**Exercise task:**
Every line of the material is to be repeated exactly as it stands.

**Extracted material:**
☆ ☆ ☆ ☆ ☆

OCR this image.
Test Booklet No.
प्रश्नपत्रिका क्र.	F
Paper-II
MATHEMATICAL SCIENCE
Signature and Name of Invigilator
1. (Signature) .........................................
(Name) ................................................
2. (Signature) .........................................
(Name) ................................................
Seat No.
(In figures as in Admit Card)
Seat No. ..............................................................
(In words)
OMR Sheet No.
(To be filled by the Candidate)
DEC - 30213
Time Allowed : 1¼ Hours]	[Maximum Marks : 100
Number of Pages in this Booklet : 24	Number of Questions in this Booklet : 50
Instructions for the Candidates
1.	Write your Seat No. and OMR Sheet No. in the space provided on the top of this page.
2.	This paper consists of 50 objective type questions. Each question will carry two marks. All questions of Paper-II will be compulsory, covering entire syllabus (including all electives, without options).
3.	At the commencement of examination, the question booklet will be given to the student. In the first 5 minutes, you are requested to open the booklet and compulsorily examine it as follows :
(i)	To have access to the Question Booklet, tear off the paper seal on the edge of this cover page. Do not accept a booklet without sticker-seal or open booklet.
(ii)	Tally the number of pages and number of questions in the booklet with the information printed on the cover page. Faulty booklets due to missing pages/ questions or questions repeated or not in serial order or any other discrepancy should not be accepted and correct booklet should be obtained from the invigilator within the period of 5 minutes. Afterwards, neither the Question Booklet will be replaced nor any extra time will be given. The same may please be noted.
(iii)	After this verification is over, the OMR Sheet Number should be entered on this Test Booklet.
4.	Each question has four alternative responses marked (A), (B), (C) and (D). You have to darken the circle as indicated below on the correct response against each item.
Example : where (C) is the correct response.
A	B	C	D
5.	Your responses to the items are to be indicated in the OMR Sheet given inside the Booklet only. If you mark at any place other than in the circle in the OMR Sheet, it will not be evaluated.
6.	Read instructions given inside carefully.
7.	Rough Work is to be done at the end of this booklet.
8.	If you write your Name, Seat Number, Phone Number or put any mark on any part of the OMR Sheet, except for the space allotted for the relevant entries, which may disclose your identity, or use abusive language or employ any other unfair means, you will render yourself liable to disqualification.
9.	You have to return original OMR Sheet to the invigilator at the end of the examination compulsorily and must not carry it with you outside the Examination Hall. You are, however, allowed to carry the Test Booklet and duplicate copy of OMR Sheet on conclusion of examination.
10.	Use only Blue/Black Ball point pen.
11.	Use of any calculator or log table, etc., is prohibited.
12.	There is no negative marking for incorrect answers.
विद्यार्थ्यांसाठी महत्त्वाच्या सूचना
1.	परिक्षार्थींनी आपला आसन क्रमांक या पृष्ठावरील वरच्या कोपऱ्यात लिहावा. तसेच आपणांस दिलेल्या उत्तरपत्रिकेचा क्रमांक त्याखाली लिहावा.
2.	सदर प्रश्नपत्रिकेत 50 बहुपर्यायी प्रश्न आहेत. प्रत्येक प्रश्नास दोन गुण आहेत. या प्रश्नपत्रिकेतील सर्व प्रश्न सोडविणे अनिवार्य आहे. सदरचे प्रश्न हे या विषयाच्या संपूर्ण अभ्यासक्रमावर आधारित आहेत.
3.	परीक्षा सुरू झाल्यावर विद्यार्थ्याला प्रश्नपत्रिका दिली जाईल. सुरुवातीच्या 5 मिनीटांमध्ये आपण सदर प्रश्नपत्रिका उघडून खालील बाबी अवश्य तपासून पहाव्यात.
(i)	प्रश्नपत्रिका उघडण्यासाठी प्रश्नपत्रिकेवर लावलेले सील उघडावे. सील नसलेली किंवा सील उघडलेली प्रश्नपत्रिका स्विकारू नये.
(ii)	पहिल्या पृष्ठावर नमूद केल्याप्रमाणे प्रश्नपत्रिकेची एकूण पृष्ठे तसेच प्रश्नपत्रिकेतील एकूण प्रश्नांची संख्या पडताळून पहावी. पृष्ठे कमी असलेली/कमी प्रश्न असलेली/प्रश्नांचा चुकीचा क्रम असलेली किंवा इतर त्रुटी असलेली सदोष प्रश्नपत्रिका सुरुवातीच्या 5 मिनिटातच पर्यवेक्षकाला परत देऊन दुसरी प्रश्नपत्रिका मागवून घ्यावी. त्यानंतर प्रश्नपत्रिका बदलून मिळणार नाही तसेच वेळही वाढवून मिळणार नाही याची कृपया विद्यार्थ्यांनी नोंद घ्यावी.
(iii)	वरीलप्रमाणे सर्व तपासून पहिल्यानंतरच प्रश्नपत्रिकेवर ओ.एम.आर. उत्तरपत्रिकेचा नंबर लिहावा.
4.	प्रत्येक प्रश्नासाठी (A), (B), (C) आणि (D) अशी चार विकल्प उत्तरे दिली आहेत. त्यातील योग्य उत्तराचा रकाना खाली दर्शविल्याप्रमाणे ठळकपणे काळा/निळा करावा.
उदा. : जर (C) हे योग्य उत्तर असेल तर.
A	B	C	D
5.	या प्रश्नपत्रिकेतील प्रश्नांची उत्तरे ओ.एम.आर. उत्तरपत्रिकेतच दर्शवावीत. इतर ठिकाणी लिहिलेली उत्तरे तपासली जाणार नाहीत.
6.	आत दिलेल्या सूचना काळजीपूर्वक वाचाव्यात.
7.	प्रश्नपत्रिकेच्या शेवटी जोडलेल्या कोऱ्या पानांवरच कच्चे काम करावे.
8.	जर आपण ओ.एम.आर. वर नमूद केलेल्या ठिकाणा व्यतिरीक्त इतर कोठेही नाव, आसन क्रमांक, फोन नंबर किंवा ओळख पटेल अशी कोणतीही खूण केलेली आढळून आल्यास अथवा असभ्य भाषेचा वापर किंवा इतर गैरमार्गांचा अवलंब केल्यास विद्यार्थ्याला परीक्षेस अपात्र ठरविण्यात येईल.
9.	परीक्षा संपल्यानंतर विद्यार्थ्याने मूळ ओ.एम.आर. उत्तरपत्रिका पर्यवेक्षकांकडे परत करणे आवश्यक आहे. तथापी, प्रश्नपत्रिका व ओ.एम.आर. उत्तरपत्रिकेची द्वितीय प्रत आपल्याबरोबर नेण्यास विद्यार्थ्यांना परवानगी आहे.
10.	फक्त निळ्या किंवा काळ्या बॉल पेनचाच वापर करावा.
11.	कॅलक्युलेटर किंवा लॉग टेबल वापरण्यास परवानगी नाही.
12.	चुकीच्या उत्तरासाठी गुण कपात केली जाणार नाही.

☆ ☆ ☆ ☆ ☆

**Written answer:**
OCR this image.
Test Booklet No.
प्रश्नपत्रिका क्र.	F
Paper-II
MATHEMATICAL SCIENCE
Signature and Name of Invigilator
1. (Signature) .........................................
(Name) ................................................
2. (Signature) .........................................
(Name) ................................................
Seat No.
(In figures as in Admit Card)
Seat No. ..............................................................
(In words)
OMR Sheet No.
(To be filled by the Candidate)
DEC - 30213
Time Allowed : 1¼ Hours]	[Maximum Marks : 100
Number of Pages in this Booklet : 24	Number of Questions in this Booklet : 50
Instructions for the Candidates
1.	Write your Seat No. and OMR Sheet No. in the space provided on the top of this page.
2.	This paper consists of 50 objective type questions. Each question will carry two marks. All questions of Paper-II will be compulsory, covering entire syllabus (including all electives, without options).
3.	At the commencement of examination, the question booklet will be given to the student. In the first 5 minutes, you are requested to open the booklet and compulsorily examine it as follows :
(i)	To have access to the Question Booklet, tear off the paper seal on the edge of this cover page. Do not accept a booklet without sticker-seal or open booklet.
(ii)	Tally the number of pages and number of questions in the booklet with the information printed on the cover page. Faulty booklets due to missing pages/ questions or questions repeated or not in serial order or any other discrepancy should not be accepted and correct booklet should be obtained from the invigilator within the period of 5 minutes. Afterwards, neither the Question Booklet will be replaced nor any extra time will be given. The same may please be noted.
(iii)	After this verification is over, the OMR Sheet Number should be entered on this Test Booklet.
4.	Each question has four alternative responses marked (A), (B), (C) and (D). You have to darken the circle as indicated below on the correct response against each item.
Example : where (C) is the correct response.
A	B	C	D
5.	Your responses to the items are to be indicated in the OMR Sheet given inside the Booklet only. If you mark at any place other than in the circle in the OMR Sheet, it will not be evaluated.
6.	Read instructions given inside carefully.
7.	Rough Work is to be done at the end of this booklet.
8.	If you write your Name, Seat Number, Phone Number or put any mark on any part of the OMR Sheet, except for the space allotted for the relevant entries, which may disclose your identity, or use abusive language or employ any other unfair means, you will render yourself liable to disqualification.
9.	You have to return original OMR Sheet to the invigilator at the end of the examination compulsorily and must not carry it with you outside the Examination Hall. You are, however, allowed to carry the Test Booklet and duplicate copy of OMR Sheet on conclusion of examination.
10.	Use only Blue/Black Ball point pen.
11.	Use of any calculator or log table, etc., is prohibited.
12.	There is no negative marking for incorrect answers.
विद्यार्थ्यांसाठी महत्त्वाच्या सूचना
1.	परिक्षार्थींनी आपला आसन क्रमांक या पृष्ठावरील वरच्या कोपऱ्यात लिहावा. तसेच आपणांस दिलेल्या उत्तरपत्रिकेचा क्रमांक त्याखाली लिहावा.
2.	सदर प्रश्नपत्रिकेत 50 बहुपर्यायी प्रश्न आहेत. प्रत्येक प्रश्नास दोन गुण आहेत. या प्रश्नपत्रिकेतील सर्व प्रश्न सोडविणे अनिवार्य आहे. सदरचे प्रश्न हे या विषयाच्या संपूर्ण अभ्यासक्रमावर आधारित आहेत.
3.	परीक्षा सुरू झाल्यावर विद्यार्थ्याला प्रश्नपत्रिका दिली जाईल. सुरुवातीच्या 5 मिनीटांमध्ये आपण सदर प्रश्नपत्रिका उघडून खालील बाबी अवश्य तपासून पहाव्यात.
(i)	प्रश्नपत्रिका उघडण्यासाठी प्रश्नपत्रिकेवर लावलेले सील उघडावे. सील नसलेली किंवा सील उघडलेली प्रश्नपत्रिका स्विकारू नये.
(ii)	पहिल्या पृष्ठावर नमूद केल्याप्रमाणे प्रश्नपत्रिकेची एकूण पृष्ठे तसेच प्रश्नपत्रिकेतील एकूण प्रश्नांची संख्या पडताळून पहावी. पृष्ठे कमी असलेली/कमी प्रश्न असलेली/प्रश्नांचा चुकीचा क्रम असलेली किंवा इतर त्रुटी असलेली सदोष प्रश्नपत्रिका सुरुवातीच्या 5 मिनिटातच पर्यवेक्षकाला परत देऊन दुसरी प्रश्नपत्रिका मागवून घ्यावी. त्यानंतर प्रश्नपत्रिका बदलून मिळणार नाही तसेच वेळही वाढवून मिळणार नाही याची कृपया विद्यार्थ्यांनी नोंद घ्यावी.
(iii)	वरीलप्रमाणे सर्व तपासून पहिल्यानंतरच प्रश्नपत्रिकेवर ओ.एम.आर. उत्तरपत्रिकेचा नंबर लिहावा.
4.	प्रत्येक प्रश्नासाठी (A), (B), (C) आणि (D) अशी चार विकल्प उत्तरे दिली आहेत. त्यातील योग्य उत्तराचा रकाना खाली दर्शविल्याप्रमाणे ठळकपणे काळा/निळा करावा.
उदा. : जर (C) हे योग्य उत्तर असेल तर.
A	B	C	D
5.	या प्रश्नपत्रिकेतील प्रश्नांची उत्तरे ओ.एम.आर. उत्तरपत्रिकेतच दर्शवावीत. इतर ठिकाणी लिहिलेली उत्तरे तपासली जाणार नाहीत.
6.	आत दिलेल्या सूचना काळजीपूर्वक वाचाव्यात.
7.	प्रश्नपत्रिकेच्या शेवटी जोडलेल्या कोऱ्या पानांवरच कच्चे काम करावे.
8.	जर आपण ओ.एम.आर. वर नमूद केलेल्या ठिकाणा व्यतिरीक्त इतर कोठेही नाव, आसन क्रमांक, फोन नंबर किंवा ओळख पटेल अशी कोणतीही खूण केलेली आढळून आल्यास अथवा असभ्य भाषेचा वापर किंवा इतर गैरमार्गांचा अवलंब केल्यास विद्यार्थ्याला परीक्षेस अपात्र ठरविण्यात येईल.
9.	परीक्षा संपल्यानंतर विद्यार्थ्याने मूळ ओ.एम.आर. उत्तरपत्रिका पर्यवेक्षकांकडे परत करणे आवश्यक आहे. तथापी, प्रश्नपत्रिका व ओ.एम.आर. उत्तरपत्रिकेची द्वितीय प्रत आपल्याबरोबर नेण्यास विद्यार्थ्यांना परवानगी आहे.
10.	फक्त निळ्या किंवा काळ्या बॉल पेनचाच वापर करावा.
11.	कॅलक्युलेटर किंवा लॉग टेबल वापरण्यास परवानगी नाही.
12.	चुकीच्या उत्तरासाठी गुण कपात केली जाणार नाही.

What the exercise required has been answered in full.